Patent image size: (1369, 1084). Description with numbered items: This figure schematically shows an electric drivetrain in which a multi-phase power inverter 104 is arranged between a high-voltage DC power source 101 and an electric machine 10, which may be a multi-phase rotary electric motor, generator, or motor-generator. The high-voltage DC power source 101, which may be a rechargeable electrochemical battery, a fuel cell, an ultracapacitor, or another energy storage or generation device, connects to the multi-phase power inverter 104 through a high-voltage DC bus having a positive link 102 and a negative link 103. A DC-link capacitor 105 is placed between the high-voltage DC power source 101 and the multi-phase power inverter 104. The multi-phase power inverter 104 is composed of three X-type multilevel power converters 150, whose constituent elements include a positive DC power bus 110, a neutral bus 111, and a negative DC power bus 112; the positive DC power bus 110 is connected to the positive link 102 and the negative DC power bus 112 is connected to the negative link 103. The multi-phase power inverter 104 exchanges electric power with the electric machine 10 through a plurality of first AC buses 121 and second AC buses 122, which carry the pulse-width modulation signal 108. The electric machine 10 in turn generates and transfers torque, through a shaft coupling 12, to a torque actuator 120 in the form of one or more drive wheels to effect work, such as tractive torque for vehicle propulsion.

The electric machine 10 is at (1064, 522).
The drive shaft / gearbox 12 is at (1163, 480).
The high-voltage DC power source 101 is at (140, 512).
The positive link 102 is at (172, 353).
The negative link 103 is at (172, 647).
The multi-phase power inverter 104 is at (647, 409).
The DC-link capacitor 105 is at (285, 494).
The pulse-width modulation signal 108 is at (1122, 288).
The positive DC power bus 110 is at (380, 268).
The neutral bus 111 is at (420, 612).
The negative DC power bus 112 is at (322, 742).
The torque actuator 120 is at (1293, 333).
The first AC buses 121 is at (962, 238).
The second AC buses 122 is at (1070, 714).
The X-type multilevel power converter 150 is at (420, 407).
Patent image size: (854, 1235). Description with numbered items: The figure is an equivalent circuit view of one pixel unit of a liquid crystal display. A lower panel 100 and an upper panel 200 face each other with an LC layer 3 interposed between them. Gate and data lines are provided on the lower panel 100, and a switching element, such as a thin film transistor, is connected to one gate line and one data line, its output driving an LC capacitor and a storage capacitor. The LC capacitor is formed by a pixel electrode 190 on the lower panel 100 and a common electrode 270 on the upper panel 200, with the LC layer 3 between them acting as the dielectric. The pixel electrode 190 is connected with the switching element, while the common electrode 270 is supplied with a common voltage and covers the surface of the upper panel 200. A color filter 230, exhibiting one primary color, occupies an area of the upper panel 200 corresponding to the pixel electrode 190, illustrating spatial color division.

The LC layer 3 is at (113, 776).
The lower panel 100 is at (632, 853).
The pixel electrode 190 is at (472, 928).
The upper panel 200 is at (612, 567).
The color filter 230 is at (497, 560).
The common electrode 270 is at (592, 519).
■ ■ ■
Written task: Reproduce every row above word for word.

Result of the exercise:
Patent image size: (1369, 1084). Description with numbered items: This figure schematically shows an electric drivetrain in which a multi-phase power inverter 104 is arranged between a high-voltage DC power source 101 and an electric machine 10, which may be a multi-phase rotary electric motor, generator, or motor-generator. The high-voltage DC power source 101, which may be a rechargeable electrochemical battery, a fuel cell, an ultracapacitor, or another energy storage or generation device, connects to the multi-phase power inverter 104 through a high-voltage DC bus having a positive link 102 and a negative link 103. A DC-link capacitor 105 is placed between the high-voltage DC power source 101 and the multi-phase power inverter 104. The multi-phase power inverter 104 is composed of three X-type multilevel power converters 150, whose constituent elements include a positive DC power bus 110, a neutral bus 111, and a negative DC power bus 112; the positive DC power bus 110 is connected to the positive link 102 and the negative DC power bus 112 is connected to the negative link 103. The multi-phase power inverter 104 exchanges electric power with the electric machine 10 through a plurality of first AC buses 121 and second AC buses 122, which carry the pulse-width modulation signal 108. The electric machine 10 in turn generates and transfers torque, through a shaft coupling 12, to a torque actuator 120 in the form of one or more drive wheels to effect work, such as tractive torque for vehicle propulsion.

The electric machine 10 is at (1064, 522).
The drive shaft / gearbox 12 is at (1163, 480).
The high-voltage DC power source 101 is at (140, 512).
The positive link 102 is at (172, 353).
The negative link 103 is at (172, 647).
The multi-phase power inverter 104 is at (647, 409).
The DC-link capacitor 105 is at (285, 494).
The pulse-width modulation signal 108 is at (1122, 288).
The positive DC power bus 110 is at (380, 268).
The neutral bus 111 is at (420, 612).
The negative DC power bus 112 is at (322, 742).
The torque actuator 120 is at (1293, 333).
The first AC buses 121 is at (962, 238).
The second AC buses 122 is at (1070, 714).
The X-type multilevel power converter 150 is at (420, 407).
Patent image size: (854, 1235). Description with numbered items: The figure is an equivalent circuit view of one pixel unit of a liquid crystal display. A lower panel 100 and an upper panel 200 face each other with an LC layer 3 interposed between them. Gate and data lines are provided on the lower panel 100, and a switching element, such as a thin film transistor, is connected to one gate line and one data line, its output driving an LC capacitor and a storage capacitor. The LC capacitor is formed by a pixel electrode 190 on the lower panel 100 and a common electrode 270 on the upper panel 200, with the LC layer 3 between them acting as the dielectric. The pixel electrode 190 is connected with the switching element, while the common electrode 270 is supplied with a common voltage and covers the surface of the upper panel 200. A color filter 230, exhibiting one primary color, occupies an area of the upper panel 200 corresponding to the pixel electrode 190, illustrating spatial color division.

The LC layer 3 is at (113, 776).
The lower panel 100 is at (632, 853).
The pixel electrode 190 is at (472, 928).
The upper panel 200 is at (612, 567).
The color filter 230 is at (497, 560).
The common electrode 270 is at (592, 519).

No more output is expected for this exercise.